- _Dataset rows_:
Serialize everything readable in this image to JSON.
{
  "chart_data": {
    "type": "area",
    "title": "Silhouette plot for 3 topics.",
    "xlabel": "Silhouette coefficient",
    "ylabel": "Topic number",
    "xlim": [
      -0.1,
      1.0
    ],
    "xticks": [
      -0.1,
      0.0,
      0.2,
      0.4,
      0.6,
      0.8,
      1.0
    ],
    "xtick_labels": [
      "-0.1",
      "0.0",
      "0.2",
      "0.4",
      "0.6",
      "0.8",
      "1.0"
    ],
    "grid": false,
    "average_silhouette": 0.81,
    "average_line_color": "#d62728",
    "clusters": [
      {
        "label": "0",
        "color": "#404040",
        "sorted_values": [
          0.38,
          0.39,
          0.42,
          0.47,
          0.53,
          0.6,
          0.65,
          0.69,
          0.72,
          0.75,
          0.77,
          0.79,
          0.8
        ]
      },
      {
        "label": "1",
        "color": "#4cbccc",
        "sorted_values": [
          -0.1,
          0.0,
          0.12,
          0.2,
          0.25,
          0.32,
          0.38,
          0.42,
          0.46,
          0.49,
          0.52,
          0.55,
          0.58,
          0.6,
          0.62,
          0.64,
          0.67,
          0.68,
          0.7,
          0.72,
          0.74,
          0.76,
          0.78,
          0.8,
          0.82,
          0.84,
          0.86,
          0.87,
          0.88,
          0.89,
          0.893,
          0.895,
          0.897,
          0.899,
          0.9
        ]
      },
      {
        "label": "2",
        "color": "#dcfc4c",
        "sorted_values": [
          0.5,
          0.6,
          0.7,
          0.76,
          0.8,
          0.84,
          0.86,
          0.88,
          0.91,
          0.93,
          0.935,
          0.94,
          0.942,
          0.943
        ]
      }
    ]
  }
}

- _Task brief_: Every line above should be printed again exactly as it stands.

- _Expected answer_:
Serialize everything readable in this image to JSON.
{
  "chart_data": {
    "type": "area",
    "title": "Silhouette plot for 3 topics.",
    "xlabel": "Silhouette coefficient",
    "ylabel": "Topic number",
    "xlim": [
      -0.1,
      1.0
    ],
    "xticks": [
      -0.1,
      0.0,
      0.2,
      0.4,
      0.6,
      0.8,
      1.0
    ],
    "xtick_labels": [
      "-0.1",
      "0.0",
      "0.2",
      "0.4",
      "0.6",
      "0.8",
      "1.0"
    ],
    "grid": false,
    "average_silhouette": 0.81,
    "average_line_color": "#d62728",
    "clusters": [
      {
        "label": "0",
        "color": "#404040",
        "sorted_values": [
          0.38,
          0.39,
          0.42,
          0.47,
          0.53,
          0.6,
          0.65,
          0.69,
          0.72,
          0.75,
          0.77,
          0.79,
          0.8
        ]
      },
      {
        "label": "1",
        "color": "#4cbccc",
        "sorted_values": [
          -0.1,
          0.0,
          0.12,
          0.2,
          0.25,
          0.32,
          0.38,
          0.42,
          0.46,
          0.49,
          0.52,
          0.55,
          0.58,
          0.6,
          0.62,
          0.64,
          0.67,
          0.68,
          0.7,
          0.72,
          0.74,
          0.76,
          0.78,
          0.8,
          0.82,
          0.84,
          0.86,
          0.87,
          0.88,
          0.89,
          0.893,
          0.895,
          0.897,
          0.899,
          0.9
        ]
      },
      {
        "label": "2",
        "color": "#dcfc4c",
        "sorted_values": [
          0.5,
          0.6,
          0.7,
          0.76,
          0.8,
          0.84,
          0.86,
          0.88,
          0.91,
          0.93,
          0.935,
          0.94,
          0.942,
          0.943
        ]
      }
    ]
  }
}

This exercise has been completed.